** What needs to be done **
Write out all of the entries that follow, word for word, but skip the pictures.

** Data records **
--*--

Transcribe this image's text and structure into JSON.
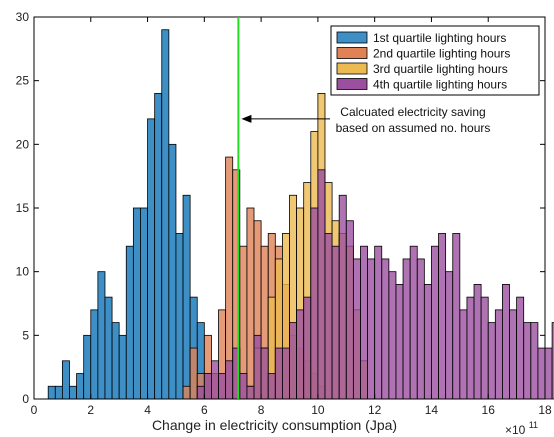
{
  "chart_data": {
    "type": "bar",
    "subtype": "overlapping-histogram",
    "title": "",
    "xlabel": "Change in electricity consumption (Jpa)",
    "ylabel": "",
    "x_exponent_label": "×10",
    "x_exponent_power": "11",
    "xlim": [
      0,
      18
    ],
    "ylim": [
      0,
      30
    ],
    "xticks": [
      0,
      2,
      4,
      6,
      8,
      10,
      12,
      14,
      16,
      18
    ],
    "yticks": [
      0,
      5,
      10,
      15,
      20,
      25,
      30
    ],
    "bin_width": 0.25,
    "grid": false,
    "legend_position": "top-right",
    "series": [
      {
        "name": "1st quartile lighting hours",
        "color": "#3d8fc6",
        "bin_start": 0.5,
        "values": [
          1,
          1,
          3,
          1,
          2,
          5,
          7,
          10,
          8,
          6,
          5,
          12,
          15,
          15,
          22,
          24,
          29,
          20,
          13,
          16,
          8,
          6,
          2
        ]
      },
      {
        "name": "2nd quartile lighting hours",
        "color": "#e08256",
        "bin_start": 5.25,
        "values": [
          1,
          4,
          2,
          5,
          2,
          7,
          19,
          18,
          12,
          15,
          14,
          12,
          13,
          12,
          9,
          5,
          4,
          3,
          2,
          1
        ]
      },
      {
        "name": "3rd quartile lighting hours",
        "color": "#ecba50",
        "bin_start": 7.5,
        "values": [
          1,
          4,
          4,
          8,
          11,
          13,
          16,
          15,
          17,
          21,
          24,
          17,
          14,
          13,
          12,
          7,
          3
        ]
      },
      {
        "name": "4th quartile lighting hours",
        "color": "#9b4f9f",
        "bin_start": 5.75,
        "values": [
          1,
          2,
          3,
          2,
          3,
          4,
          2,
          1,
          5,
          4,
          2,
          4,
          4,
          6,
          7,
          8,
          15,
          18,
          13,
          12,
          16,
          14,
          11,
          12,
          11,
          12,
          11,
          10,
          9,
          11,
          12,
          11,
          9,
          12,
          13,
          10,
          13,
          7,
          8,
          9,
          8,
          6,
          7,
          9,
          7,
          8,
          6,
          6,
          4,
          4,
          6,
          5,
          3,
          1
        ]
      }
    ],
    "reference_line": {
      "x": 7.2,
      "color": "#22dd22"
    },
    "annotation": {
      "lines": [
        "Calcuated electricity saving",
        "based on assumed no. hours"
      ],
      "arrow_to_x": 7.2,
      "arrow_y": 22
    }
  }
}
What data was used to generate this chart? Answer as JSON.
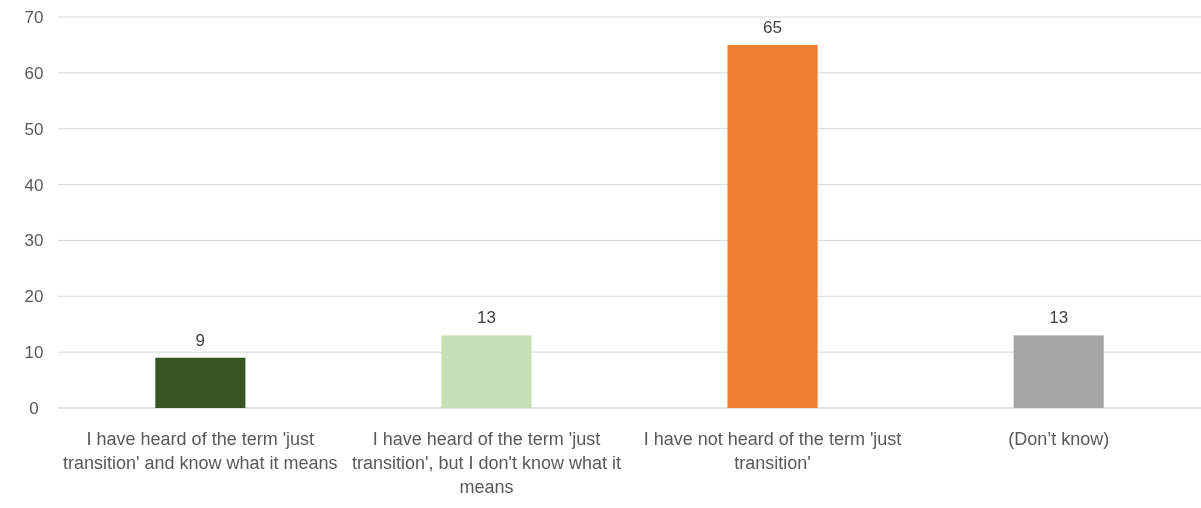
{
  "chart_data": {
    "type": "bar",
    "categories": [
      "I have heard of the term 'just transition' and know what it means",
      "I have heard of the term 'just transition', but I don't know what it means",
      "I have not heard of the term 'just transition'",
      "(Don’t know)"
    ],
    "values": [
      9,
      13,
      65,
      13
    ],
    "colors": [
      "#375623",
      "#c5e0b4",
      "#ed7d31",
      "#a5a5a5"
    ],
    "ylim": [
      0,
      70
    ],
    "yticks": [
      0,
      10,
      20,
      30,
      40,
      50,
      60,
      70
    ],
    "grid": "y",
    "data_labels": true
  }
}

--*--

** Answer to the problem **
Transcribe this image's text and structure into JSON.
{
  "chart_data": {
    "type": "bar",
    "subtype": "overlapping-histogram",
    "title": "",
    "xlabel": "Change in electricity consumption (Jpa)",
    "ylabel": "",
    "x_exponent_label": "×10",
    "x_exponent_power": "11",
    "xlim": [
      0,
      18
    ],
    "ylim": [
      0,
      30
    ],
    "xticks": [
      0,
      2,
      4,
      6,
      8,
      10,
      12,
      14,
      16,
      18
    ],
    "yticks": [
      0,
      5,
      10,
      15,
      20,
      25,
      30
    ],
    "bin_width": 0.25,
    "grid": false,
    "legend_position": "top-right",
    "series": [
      {
        "name": "1st quartile lighting hours",
        "color": "#3d8fc6",
        "bin_start": 0.5,
        "values": [
          1,
          1,
          3,
          1,
          2,
          5,
          7,
          10,
          8,
          6,
          5,
          12,
          15,
          15,
          22,
          24,
          29,
          20,
          13,
          16,
          8,
          6,
          2
        ]
      },
      {
        "name": "2nd quartile lighting hours",
        "color": "#e08256",
        "bin_start": 5.25,
        "values": [
          1,
          4,
          2,
          5,
          2,
          7,
          19,
          18,
          12,
          15,
          14,
          12,
          13,
          12,
          9,
          5,
          4,
          3,
          2,
          1
        ]
      },
      {
        "name": "3rd quartile lighting hours",
        "color": "#ecba50",
        "bin_start": 7.5,
        "values": [
          1,
          4,
          4,
          8,
          11,
          13,
          16,
          15,
          17,
          21,
          24,
          17,
          14,
          13,
          12,
          7,
          3
        ]
      },
      {
        "name": "4th quartile lighting hours",
        "color": "#9b4f9f",
        "bin_start": 5.75,
        "values": [
          1,
          2,
          3,
          2,
          3,
          4,
          2,
          1,
          5,
          4,
          2,
          4,
          4,
          6,
          7,
          8,
          15,
          18,
          13,
          12,
          16,
          14,
          11,
          12,
          11,
          12,
          11,
          10,
          9,
          11,
          12,
          11,
          9,
          12,
          13,
          10,
          13,
          7,
          8,
          9,
          8,
          6,
          7,
          9,
          7,
          8,
          6,
          6,
          4,
          4,
          6,
          5,
          3,
          1
        ]
      }
    ],
    "reference_line": {
      "x": 7.2,
      "color": "#22dd22"
    },
    "annotation": {
      "lines": [
        "Calcuated electricity saving",
        "based on assumed no. hours"
      ],
      "arrow_to_x": 7.2,
      "arrow_y": 22
    }
  }
}
What data was used to generate this chart? Answer as JSON.
{
  "chart_data": {
    "type": "bar",
    "categories": [
      "I have heard of the term 'just transition' and know what it means",
      "I have heard of the term 'just transition', but I don't know what it means",
      "I have not heard of the term 'just transition'",
      "(Don’t know)"
    ],
    "values": [
      9,
      13,
      65,
      13
    ],
    "colors": [
      "#375623",
      "#c5e0b4",
      "#ed7d31",
      "#a5a5a5"
    ],
    "ylim": [
      0,
      70
    ],
    "yticks": [
      0,
      10,
      20,
      30,
      40,
      50,
      60,
      70
    ],
    "grid": "y",
    "data_labels": true
  }
}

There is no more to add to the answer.